Collection entries:
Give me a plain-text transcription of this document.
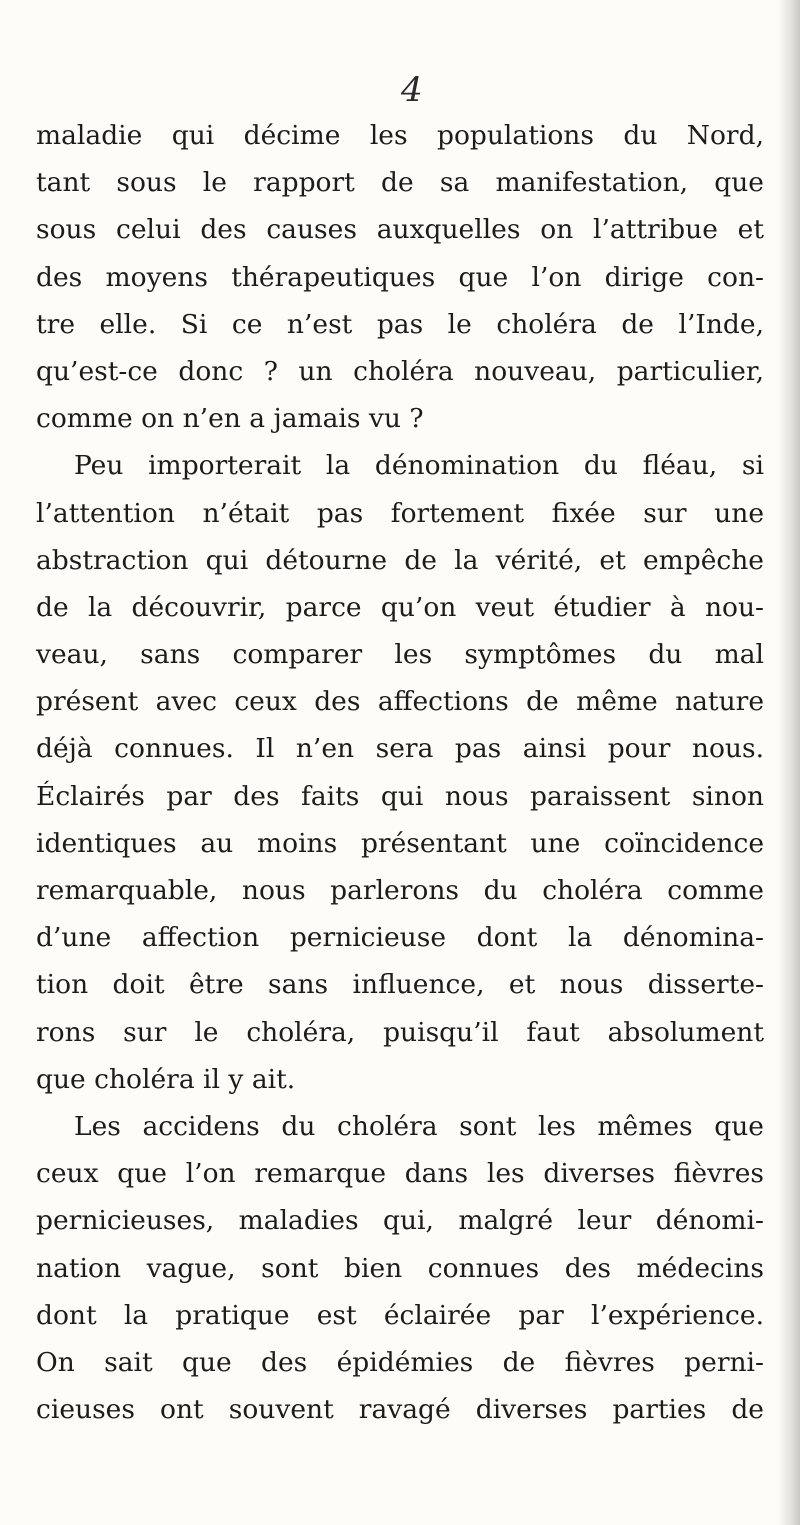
4
maladie qui décime les populations du Nord,
tant sous le rapport de sa manifestation, que
sous celui des causes auxquelles on l’attribue et
des moyens thérapeutiques que l’on dirige con-
tre elle. Si ce n’est pas le choléra de l’Inde,
qu’est-ce donc ? un choléra nouveau, particulier,
comme on n’en a jamais vu ?
Peu importerait la dénomination du fléau, si
l’attention n’était pas fortement fixée sur une
abstraction qui détourne de la vérité, et empêche
de la découvrir, parce qu’on veut étudier à nou-
veau, sans comparer les symptômes du mal
présent avec ceux des affections de même nature
déjà connues. Il n’en sera pas ainsi pour nous.
Éclairés par des faits qui nous paraissent sinon
identiques au moins présentant une coïncidence
remarquable, nous parlerons du choléra comme
d’une affection pernicieuse dont la dénomina-
tion doit être sans influence, et nous disserte-
rons sur le choléra, puisqu’il faut absolument
que choléra il y ait.
Les accidens du choléra sont les mêmes que
ceux que l’on remarque dans les diverses fièvres
pernicieuses, maladies qui, malgré leur dénomi-
nation vague, sont bien connues des médecins
dont la pratique est éclairée par l’expérience.
On sait que des épidémies de fièvres perni-
cieuses ont souvent ravagé diverses parties de
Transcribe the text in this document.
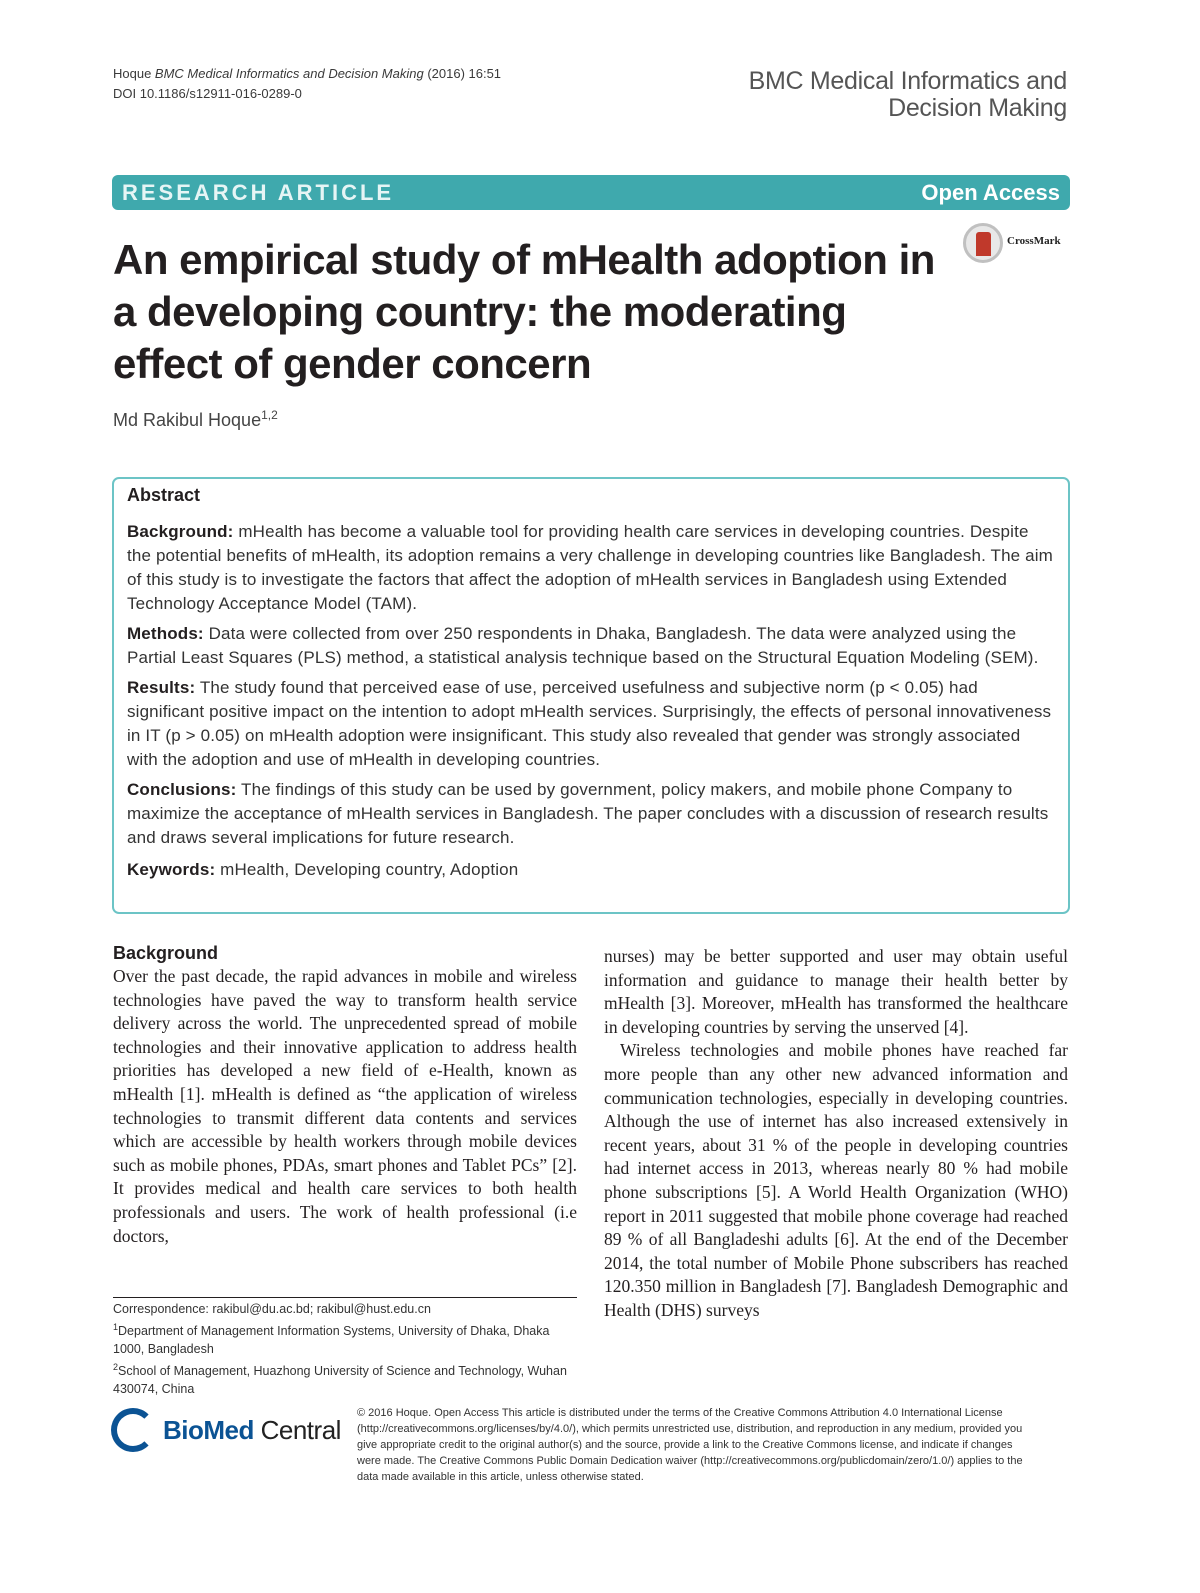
Hoque BMC Medical Informatics and Decision Making (2016) 16:51
DOI 10.1186/s12911-016-0289-0	BMC Medical Informatics and
Decision Making
RESEARCH ARTICLE	Open Access
An empirical study of mHealth adoption in a developing country: the moderating effect of gender concern
CrossMark
Md Rakibul Hoque$^{1,2}$
Abstract

Background: mHealth has become a valuable tool for providing health care services in developing countries. Despite the potential benefits of mHealth, its adoption remains a very challenge in developing countries like Bangladesh. The aim of this study is to investigate the factors that affect the adoption of mHealth services in Bangladesh using Extended Technology Acceptance Model (TAM).

Methods: Data were collected from over 250 respondents in Dhaka, Bangladesh. The data were analyzed using the Partial Least Squares (PLS) method, a statistical analysis technique based on the Structural Equation Modeling (SEM).

Results: The study found that perceived ease of use, perceived usefulness and subjective norm (p < 0.05) had significant positive impact on the intention to adopt mHealth services. Surprisingly, the effects of personal innovativeness in IT (p > 0.05) on mHealth adoption were insignificant. This study also revealed that gender was strongly associated with the adoption and use of mHealth in developing countries.

Conclusions: The findings of this study can be used by government, policy makers, and mobile phone Company to maximize the acceptance of mHealth services in Bangladesh. The paper concludes with a discussion of research results and draws several implications for future research.

Keywords: mHealth, Developing country, Adoption

Background

Over the past decade, the rapid advances in mobile and wireless technologies have paved the way to transform health service delivery across the world. The unprecedented spread of mobile technologies and their innovative application to address health priorities has developed a new field of e-Health, known as mHealth [1]. mHealth is defined as “the application of wireless technologies to transmit different data contents and services which are accessible by health workers through mobile devices such as mobile phones, PDAs, smart phones and Tablet PCs” [2]. It provides medical and health care services to both health professionals and users. The work of health professional (i.e doctors,

nurses) may be better supported and user may obtain useful information and guidance to manage their health better by mHealth [3]. Moreover, mHealth has transformed the healthcare in developing countries by serving the unserved [4].

Wireless technologies and mobile phones have reached far more people than any other new advanced information and communication technologies, especially in developing countries. Although the use of internet has also increased extensively in recent years, about 31 % of the people in developing countries had internet access in 2013, whereas nearly 80 % had mobile phone subscriptions [5]. A World Health Organization (WHO) report in 2011 suggested that mobile phone coverage had reached 89 % of all Bangladeshi adults [6]. At the end of the December 2014, the total number of Mobile Phone subscribers has reached 120.350 million in Bangladesh [7]. Bangladesh Demographic and Health (DHS) surveys

Correspondence: rakibul@du.ac.bd; rakibul@hust.edu.cn
$^1$Department of Management Information Systems, University of Dhaka, Dhaka 1000, Bangladesh
$^2$School of Management, Huazhong University of Science and Technology, Wuhan 430074, China
BioMed Central
© 2016 Hoque. Open Access This article is distributed under the terms of the Creative Commons Attribution 4.0 International License (http://creativecommons.org/licenses/by/4.0/), which permits unrestricted use, distribution, and reproduction in any medium, provided you give appropriate credit to the original author(s) and the source, provide a link to the Creative Commons license, and indicate if changes were made. The Creative Commons Public Domain Dedication waiver (http://creativecommons.org/publicdomain/zero/1.0/) applies to the data made available in this article, unless otherwise stated.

■ Task:
Retype all of the entries exactly as written, leaving out any images.

■ Solution below:
Give me a plain-text transcription of this document.
4
maladie qui décime les populations du Nord,
tant sous le rapport de sa manifestation, que
sous celui des causes auxquelles on l’attribue et
des moyens thérapeutiques que l’on dirige con-
tre elle. Si ce n’est pas le choléra de l’Inde,
qu’est-ce donc ? un choléra nouveau, particulier,
comme on n’en a jamais vu ?
Peu importerait la dénomination du fléau, si
l’attention n’était pas fortement fixée sur une
abstraction qui détourne de la vérité, et empêche
de la découvrir, parce qu’on veut étudier à nou-
veau, sans comparer les symptômes du mal
présent avec ceux des affections de même nature
déjà connues. Il n’en sera pas ainsi pour nous.
Éclairés par des faits qui nous paraissent sinon
identiques au moins présentant une coïncidence
remarquable, nous parlerons du choléra comme
d’une affection pernicieuse dont la dénomina-
tion doit être sans influence, et nous disserte-
rons sur le choléra, puisqu’il faut absolument
que choléra il y ait.
Les accidens du choléra sont les mêmes que
ceux que l’on remarque dans les diverses fièvres
pernicieuses, maladies qui, malgré leur dénomi-
nation vague, sont bien connues des médecins
dont la pratique est éclairée par l’expérience.
On sait que des épidémies de fièvres perni-
cieuses ont souvent ravagé diverses parties de
Transcribe the text in this document.
Hoque BMC Medical Informatics and Decision Making (2016) 16:51
DOI 10.1186/s12911-016-0289-0	BMC Medical Informatics and
Decision Making
RESEARCH ARTICLE	Open Access
An empirical study of mHealth adoption in a developing country: the moderating effect of gender concern
CrossMark
Md Rakibul Hoque$^{1,2}$
Abstract

Background: mHealth has become a valuable tool for providing health care services in developing countries. Despite the potential benefits of mHealth, its adoption remains a very challenge in developing countries like Bangladesh. The aim of this study is to investigate the factors that affect the adoption of mHealth services in Bangladesh using Extended Technology Acceptance Model (TAM).

Methods: Data were collected from over 250 respondents in Dhaka, Bangladesh. The data were analyzed using the Partial Least Squares (PLS) method, a statistical analysis technique based on the Structural Equation Modeling (SEM).

Results: The study found that perceived ease of use, perceived usefulness and subjective norm (p < 0.05) had significant positive impact on the intention to adopt mHealth services. Surprisingly, the effects of personal innovativeness in IT (p > 0.05) on mHealth adoption were insignificant. This study also revealed that gender was strongly associated with the adoption and use of mHealth in developing countries.

Conclusions: The findings of this study can be used by government, policy makers, and mobile phone Company to maximize the acceptance of mHealth services in Bangladesh. The paper concludes with a discussion of research results and draws several implications for future research.

Keywords: mHealth, Developing country, Adoption

Background

Over the past decade, the rapid advances in mobile and wireless technologies have paved the way to transform health service delivery across the world. The unprecedented spread of mobile technologies and their innovative application to address health priorities has developed a new field of e-Health, known as mHealth [1]. mHealth is defined as “the application of wireless technologies to transmit different data contents and services which are accessible by health workers through mobile devices such as mobile phones, PDAs, smart phones and Tablet PCs” [2]. It provides medical and health care services to both health professionals and users. The work of health professional (i.e doctors,

nurses) may be better supported and user may obtain useful information and guidance to manage their health better by mHealth [3]. Moreover, mHealth has transformed the healthcare in developing countries by serving the unserved [4].

Wireless technologies and mobile phones have reached far more people than any other new advanced information and communication technologies, especially in developing countries. Although the use of internet has also increased extensively in recent years, about 31 % of the people in developing countries had internet access in 2013, whereas nearly 80 % had mobile phone subscriptions [5]. A World Health Organization (WHO) report in 2011 suggested that mobile phone coverage had reached 89 % of all Bangladeshi adults [6]. At the end of the December 2014, the total number of Mobile Phone subscribers has reached 120.350 million in Bangladesh [7]. Bangladesh Demographic and Health (DHS) surveys

Correspondence: rakibul@du.ac.bd; rakibul@hust.edu.cn
$^1$Department of Management Information Systems, University of Dhaka, Dhaka 1000, Bangladesh
$^2$School of Management, Huazhong University of Science and Technology, Wuhan 430074, China
BioMed Central
© 2016 Hoque. Open Access This article is distributed under the terms of the Creative Commons Attribution 4.0 International License (http://creativecommons.org/licenses/by/4.0/), which permits unrestricted use, distribution, and reproduction in any medium, provided you give appropriate credit to the original author(s) and the source, provide a link to the Creative Commons license, and indicate if changes were made. The Creative Commons Public Domain Dedication waiver (http://creativecommons.org/publicdomain/zero/1.0/) applies to the data made available in this article, unless otherwise stated.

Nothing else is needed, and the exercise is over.